» WHAT IS EXPECTED: Restate the records below word for word.

(Figure dataset records)
------------------------------

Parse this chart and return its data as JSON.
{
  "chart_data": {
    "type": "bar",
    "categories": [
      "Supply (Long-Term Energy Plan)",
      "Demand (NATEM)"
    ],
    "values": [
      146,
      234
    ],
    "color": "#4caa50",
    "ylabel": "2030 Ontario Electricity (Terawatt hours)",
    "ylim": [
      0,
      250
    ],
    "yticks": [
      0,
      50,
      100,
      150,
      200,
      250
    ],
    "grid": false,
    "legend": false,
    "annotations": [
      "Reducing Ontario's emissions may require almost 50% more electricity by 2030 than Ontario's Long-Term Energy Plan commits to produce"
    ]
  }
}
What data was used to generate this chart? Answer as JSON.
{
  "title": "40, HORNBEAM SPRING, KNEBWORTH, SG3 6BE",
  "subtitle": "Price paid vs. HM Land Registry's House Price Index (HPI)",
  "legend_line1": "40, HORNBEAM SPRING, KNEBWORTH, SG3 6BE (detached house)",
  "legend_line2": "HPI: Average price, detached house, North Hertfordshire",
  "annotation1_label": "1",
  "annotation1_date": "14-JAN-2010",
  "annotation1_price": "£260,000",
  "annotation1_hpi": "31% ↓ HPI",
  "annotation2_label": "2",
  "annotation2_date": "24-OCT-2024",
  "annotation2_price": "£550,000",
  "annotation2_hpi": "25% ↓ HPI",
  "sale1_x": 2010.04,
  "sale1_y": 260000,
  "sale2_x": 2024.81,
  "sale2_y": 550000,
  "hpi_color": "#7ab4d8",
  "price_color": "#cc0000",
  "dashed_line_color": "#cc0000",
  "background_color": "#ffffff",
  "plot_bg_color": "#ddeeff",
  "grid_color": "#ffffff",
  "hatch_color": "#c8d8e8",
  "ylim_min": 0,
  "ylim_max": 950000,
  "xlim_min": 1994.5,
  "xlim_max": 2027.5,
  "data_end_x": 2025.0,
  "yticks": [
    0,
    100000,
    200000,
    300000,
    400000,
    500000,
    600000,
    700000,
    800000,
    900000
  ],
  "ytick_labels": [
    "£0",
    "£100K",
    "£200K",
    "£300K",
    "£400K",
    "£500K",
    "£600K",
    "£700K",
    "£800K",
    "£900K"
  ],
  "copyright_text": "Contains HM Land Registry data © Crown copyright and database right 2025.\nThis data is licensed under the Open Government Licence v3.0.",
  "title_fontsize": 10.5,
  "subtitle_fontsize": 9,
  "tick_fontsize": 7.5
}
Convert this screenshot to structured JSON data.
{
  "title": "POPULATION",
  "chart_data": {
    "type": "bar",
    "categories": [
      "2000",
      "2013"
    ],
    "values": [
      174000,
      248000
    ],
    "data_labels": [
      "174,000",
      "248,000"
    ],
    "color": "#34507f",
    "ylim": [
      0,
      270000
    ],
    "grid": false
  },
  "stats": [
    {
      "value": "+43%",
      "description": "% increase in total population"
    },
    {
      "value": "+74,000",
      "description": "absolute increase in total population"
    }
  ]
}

------------------------------

» RESPONSE TO THIS TASK:
Parse this chart and return its data as JSON.
{
  "chart_data": {
    "type": "bar",
    "categories": [
      "Supply (Long-Term Energy Plan)",
      "Demand (NATEM)"
    ],
    "values": [
      146,
      234
    ],
    "color": "#4caa50",
    "ylabel": "2030 Ontario Electricity (Terawatt hours)",
    "ylim": [
      0,
      250
    ],
    "yticks": [
      0,
      50,
      100,
      150,
      200,
      250
    ],
    "grid": false,
    "legend": false,
    "annotations": [
      "Reducing Ontario's emissions may require almost 50% more electricity by 2030 than Ontario's Long-Term Energy Plan commits to produce"
    ]
  }
}
What data was used to generate this chart? Answer as JSON.
{
  "title": "40, HORNBEAM SPRING, KNEBWORTH, SG3 6BE",
  "subtitle": "Price paid vs. HM Land Registry's House Price Index (HPI)",
  "legend_line1": "40, HORNBEAM SPRING, KNEBWORTH, SG3 6BE (detached house)",
  "legend_line2": "HPI: Average price, detached house, North Hertfordshire",
  "annotation1_label": "1",
  "annotation1_date": "14-JAN-2010",
  "annotation1_price": "£260,000",
  "annotation1_hpi": "31% ↓ HPI",
  "annotation2_label": "2",
  "annotation2_date": "24-OCT-2024",
  "annotation2_price": "£550,000",
  "annotation2_hpi": "25% ↓ HPI",
  "sale1_x": 2010.04,
  "sale1_y": 260000,
  "sale2_x": 2024.81,
  "sale2_y": 550000,
  "hpi_color": "#7ab4d8",
  "price_color": "#cc0000",
  "dashed_line_color": "#cc0000",
  "background_color": "#ffffff",
  "plot_bg_color": "#ddeeff",
  "grid_color": "#ffffff",
  "hatch_color": "#c8d8e8",
  "ylim_min": 0,
  "ylim_max": 950000,
  "xlim_min": 1994.5,
  "xlim_max": 2027.5,
  "data_end_x": 2025.0,
  "yticks": [
    0,
    100000,
    200000,
    300000,
    400000,
    500000,
    600000,
    700000,
    800000,
    900000
  ],
  "ytick_labels": [
    "£0",
    "£100K",
    "£200K",
    "£300K",
    "£400K",
    "£500K",
    "£600K",
    "£700K",
    "£800K",
    "£900K"
  ],
  "copyright_text": "Contains HM Land Registry data © Crown copyright and database right 2025.\nThis data is licensed under the Open Government Licence v3.0.",
  "title_fontsize": 10.5,
  "subtitle_fontsize": 9,
  "tick_fontsize": 7.5
}
Convert this screenshot to structured JSON data.
{
  "title": "POPULATION",
  "chart_data": {
    "type": "bar",
    "categories": [
      "2000",
      "2013"
    ],
    "values": [
      174000,
      248000
    ],
    "data_labels": [
      "174,000",
      "248,000"
    ],
    "color": "#34507f",
    "ylim": [
      0,
      270000
    ],
    "grid": false
  },
  "stats": [
    {
      "value": "+43%",
      "description": "% increase in total population"
    },
    {
      "value": "+74,000",
      "description": "absolute increase in total population"
    }
  ]
}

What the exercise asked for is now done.